▸ Stated exercise
Transcribe all of the records word for word, but omit the pictures.

▸ Information shown

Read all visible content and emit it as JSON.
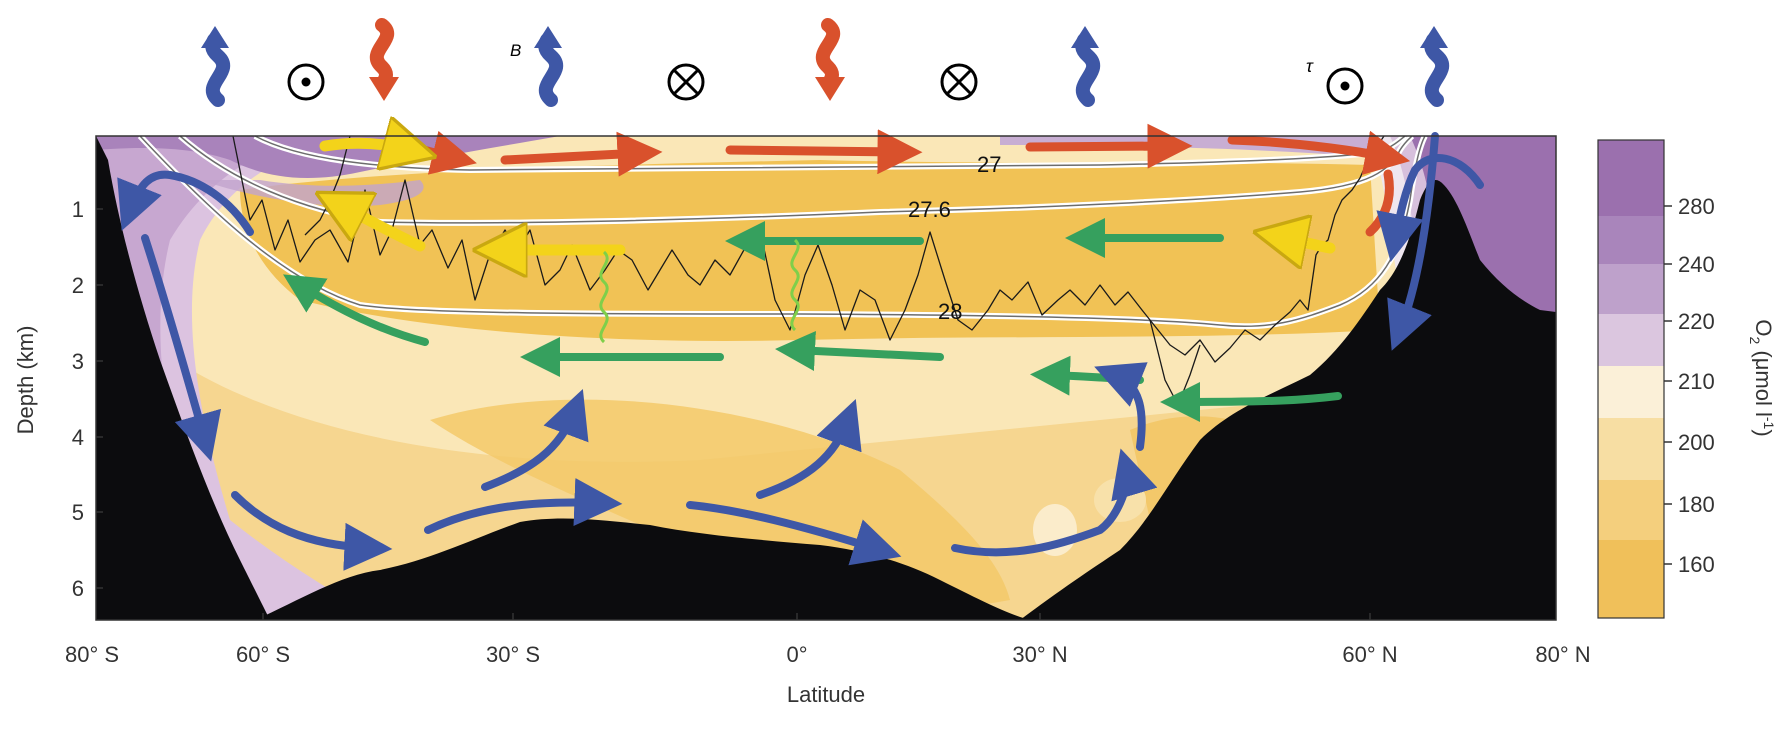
{
  "top_symbols": [
    {
      "type": "up-arrow",
      "label": ""
    },
    {
      "type": "circle-dot",
      "label": ""
    },
    {
      "type": "down-arrow",
      "label": ""
    },
    {
      "type": "up-arrow",
      "label": "B"
    },
    {
      "type": "circle-cross",
      "label": ""
    },
    {
      "type": "down-arrow",
      "label": ""
    },
    {
      "type": "circle-cross",
      "label": ""
    },
    {
      "type": "up-arrow",
      "label": ""
    },
    {
      "type": "circle-dot",
      "label": "τ"
    },
    {
      "type": "up-arrow",
      "label": ""
    }
  ],
  "axes": {
    "y_label": "Depth (km)",
    "y_ticks": [
      "1",
      "2",
      "3",
      "4",
      "5",
      "6"
    ],
    "x_label": "Latitude",
    "x_ticks": [
      "80° S",
      "60° S",
      "30° S",
      "0°",
      "30° N",
      "60° N",
      "80° N"
    ]
  },
  "isopycnals": [
    "27",
    "27.6",
    "28"
  ],
  "colorbar": {
    "title": "O",
    "title_sub": "2",
    "unit": "(μmol l",
    "unit_sup": "-1",
    "unit_end": ")",
    "ticks": [
      "280",
      "240",
      "220",
      "210",
      "200",
      "180",
      "160"
    ]
  },
  "colors": {
    "blue_arrow": "#3e57a6",
    "red_arrow": "#d9512c",
    "yellow_arrow": "#f3d31a",
    "green_arrow": "#36a05e",
    "topography": "#0c0c0e",
    "o2_high": "#9b70ae",
    "o2_low": "#f0c15c"
  }
}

▸ Right answer
Read all visible content and emit it as JSON.
{
  "top_symbols": [
    {
      "type": "up-arrow",
      "label": ""
    },
    {
      "type": "circle-dot",
      "label": ""
    },
    {
      "type": "down-arrow",
      "label": ""
    },
    {
      "type": "up-arrow",
      "label": "B"
    },
    {
      "type": "circle-cross",
      "label": ""
    },
    {
      "type": "down-arrow",
      "label": ""
    },
    {
      "type": "circle-cross",
      "label": ""
    },
    {
      "type": "up-arrow",
      "label": ""
    },
    {
      "type": "circle-dot",
      "label": "τ"
    },
    {
      "type": "up-arrow",
      "label": ""
    }
  ],
  "axes": {
    "y_label": "Depth (km)",
    "y_ticks": [
      "1",
      "2",
      "3",
      "4",
      "5",
      "6"
    ],
    "x_label": "Latitude",
    "x_ticks": [
      "80° S",
      "60° S",
      "30° S",
      "0°",
      "30° N",
      "60° N",
      "80° N"
    ]
  },
  "isopycnals": [
    "27",
    "27.6",
    "28"
  ],
  "colorbar": {
    "title": "O",
    "title_sub": "2",
    "unit": "(μmol l",
    "unit_sup": "-1",
    "unit_end": ")",
    "ticks": [
      "280",
      "240",
      "220",
      "210",
      "200",
      "180",
      "160"
    ]
  },
  "colors": {
    "blue_arrow": "#3e57a6",
    "red_arrow": "#d9512c",
    "yellow_arrow": "#f3d31a",
    "green_arrow": "#36a05e",
    "topography": "#0c0c0e",
    "o2_high": "#9b70ae",
    "o2_low": "#f0c15c"
  }
}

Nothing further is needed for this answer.